-- Begin GIVEN RECORDS --

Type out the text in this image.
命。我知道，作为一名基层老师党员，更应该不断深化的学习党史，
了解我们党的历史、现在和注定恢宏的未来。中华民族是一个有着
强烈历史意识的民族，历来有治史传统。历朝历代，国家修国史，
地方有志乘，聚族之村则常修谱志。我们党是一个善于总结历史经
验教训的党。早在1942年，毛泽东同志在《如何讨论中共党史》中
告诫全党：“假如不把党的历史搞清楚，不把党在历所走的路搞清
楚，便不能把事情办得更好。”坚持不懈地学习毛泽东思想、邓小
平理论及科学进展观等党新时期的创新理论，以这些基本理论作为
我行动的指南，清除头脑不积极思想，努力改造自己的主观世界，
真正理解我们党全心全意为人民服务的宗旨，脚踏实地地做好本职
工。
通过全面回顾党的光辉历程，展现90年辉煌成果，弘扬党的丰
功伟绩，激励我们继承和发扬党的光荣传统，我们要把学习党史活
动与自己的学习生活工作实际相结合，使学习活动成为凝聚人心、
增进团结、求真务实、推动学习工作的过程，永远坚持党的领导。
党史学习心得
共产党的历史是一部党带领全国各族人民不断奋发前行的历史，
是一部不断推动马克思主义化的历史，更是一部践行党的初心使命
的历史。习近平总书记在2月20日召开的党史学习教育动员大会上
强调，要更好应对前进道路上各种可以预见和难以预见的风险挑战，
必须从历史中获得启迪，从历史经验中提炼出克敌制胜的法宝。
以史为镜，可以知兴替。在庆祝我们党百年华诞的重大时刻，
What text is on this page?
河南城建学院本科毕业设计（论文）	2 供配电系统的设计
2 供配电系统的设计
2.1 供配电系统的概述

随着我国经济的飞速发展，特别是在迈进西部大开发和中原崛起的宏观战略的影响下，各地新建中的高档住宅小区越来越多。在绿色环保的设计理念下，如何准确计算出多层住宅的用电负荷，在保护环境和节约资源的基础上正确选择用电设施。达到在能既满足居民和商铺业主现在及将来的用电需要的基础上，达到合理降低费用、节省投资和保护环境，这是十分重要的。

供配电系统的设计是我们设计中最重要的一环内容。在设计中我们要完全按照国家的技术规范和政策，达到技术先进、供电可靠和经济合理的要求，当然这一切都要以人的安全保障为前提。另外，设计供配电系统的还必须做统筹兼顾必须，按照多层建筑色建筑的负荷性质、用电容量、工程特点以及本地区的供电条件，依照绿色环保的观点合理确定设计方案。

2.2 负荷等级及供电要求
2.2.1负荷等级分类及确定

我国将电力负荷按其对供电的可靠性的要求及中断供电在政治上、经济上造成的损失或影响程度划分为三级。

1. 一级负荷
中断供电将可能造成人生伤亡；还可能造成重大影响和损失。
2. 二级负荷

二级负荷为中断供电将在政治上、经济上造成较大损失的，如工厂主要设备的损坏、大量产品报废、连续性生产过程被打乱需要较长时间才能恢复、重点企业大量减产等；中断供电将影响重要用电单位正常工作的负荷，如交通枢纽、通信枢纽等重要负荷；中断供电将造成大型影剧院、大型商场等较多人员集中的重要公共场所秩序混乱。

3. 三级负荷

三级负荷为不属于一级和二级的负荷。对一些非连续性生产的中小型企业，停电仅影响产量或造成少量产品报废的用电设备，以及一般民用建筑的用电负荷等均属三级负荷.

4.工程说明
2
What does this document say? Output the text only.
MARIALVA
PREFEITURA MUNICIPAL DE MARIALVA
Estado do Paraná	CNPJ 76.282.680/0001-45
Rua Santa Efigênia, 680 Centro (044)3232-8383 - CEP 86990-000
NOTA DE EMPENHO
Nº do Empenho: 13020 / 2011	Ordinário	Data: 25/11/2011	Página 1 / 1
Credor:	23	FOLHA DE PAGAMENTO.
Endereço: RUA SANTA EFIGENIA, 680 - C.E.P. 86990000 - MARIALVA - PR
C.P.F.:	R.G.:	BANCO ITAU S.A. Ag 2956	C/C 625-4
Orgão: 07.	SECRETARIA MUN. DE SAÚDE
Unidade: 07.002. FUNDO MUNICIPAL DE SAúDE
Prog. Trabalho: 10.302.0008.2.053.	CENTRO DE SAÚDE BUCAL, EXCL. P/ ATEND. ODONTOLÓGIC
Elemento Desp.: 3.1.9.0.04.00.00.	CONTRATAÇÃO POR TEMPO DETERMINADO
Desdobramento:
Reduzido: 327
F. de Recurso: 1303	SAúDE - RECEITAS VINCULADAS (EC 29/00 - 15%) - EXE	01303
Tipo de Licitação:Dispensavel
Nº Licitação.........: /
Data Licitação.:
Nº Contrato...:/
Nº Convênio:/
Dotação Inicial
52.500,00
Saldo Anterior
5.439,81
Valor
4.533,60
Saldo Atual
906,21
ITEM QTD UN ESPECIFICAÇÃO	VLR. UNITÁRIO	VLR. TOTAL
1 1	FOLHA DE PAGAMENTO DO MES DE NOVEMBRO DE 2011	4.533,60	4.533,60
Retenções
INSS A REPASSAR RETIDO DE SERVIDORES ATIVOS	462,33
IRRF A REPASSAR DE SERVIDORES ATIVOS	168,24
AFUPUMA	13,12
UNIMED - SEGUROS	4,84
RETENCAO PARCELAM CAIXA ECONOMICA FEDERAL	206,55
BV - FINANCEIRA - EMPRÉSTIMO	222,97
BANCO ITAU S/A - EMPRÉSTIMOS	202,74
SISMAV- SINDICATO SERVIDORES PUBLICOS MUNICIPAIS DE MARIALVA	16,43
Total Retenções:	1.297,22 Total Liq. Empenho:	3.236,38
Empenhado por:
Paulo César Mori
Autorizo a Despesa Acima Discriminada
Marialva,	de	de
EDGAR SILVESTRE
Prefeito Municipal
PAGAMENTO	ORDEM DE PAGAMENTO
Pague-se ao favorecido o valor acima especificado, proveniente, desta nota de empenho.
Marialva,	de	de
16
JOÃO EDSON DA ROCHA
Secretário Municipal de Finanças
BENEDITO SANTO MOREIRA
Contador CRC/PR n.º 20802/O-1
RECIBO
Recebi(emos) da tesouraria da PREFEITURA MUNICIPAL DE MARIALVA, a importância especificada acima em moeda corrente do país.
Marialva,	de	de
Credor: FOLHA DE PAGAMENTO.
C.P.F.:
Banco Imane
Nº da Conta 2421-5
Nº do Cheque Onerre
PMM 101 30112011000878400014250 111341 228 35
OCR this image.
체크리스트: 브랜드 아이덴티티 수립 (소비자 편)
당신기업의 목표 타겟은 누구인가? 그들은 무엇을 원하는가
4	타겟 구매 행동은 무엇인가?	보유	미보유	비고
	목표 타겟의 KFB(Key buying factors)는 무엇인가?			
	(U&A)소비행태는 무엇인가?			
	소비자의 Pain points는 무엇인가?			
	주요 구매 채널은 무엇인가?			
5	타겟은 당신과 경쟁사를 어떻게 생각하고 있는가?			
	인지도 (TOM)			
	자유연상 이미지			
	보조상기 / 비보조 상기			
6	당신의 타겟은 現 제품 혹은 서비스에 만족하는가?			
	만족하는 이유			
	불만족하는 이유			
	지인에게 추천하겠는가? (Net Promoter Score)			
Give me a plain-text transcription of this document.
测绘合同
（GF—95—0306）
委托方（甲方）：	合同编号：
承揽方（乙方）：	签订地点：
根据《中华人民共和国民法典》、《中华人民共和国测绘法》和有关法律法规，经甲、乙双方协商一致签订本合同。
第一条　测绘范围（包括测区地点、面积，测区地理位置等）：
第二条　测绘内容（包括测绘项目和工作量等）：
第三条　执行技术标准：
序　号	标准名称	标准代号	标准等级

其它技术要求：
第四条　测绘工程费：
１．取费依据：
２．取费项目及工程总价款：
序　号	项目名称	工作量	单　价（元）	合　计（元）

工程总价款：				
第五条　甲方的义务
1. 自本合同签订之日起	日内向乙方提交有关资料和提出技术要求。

-- End GIVEN RECORDS --

● **TASK PROMPT**: Go through the entries and return each line where the word "What" appears.

● **FULL RESPONSE**:
What text is on this page?
What does this document say? Output the text only.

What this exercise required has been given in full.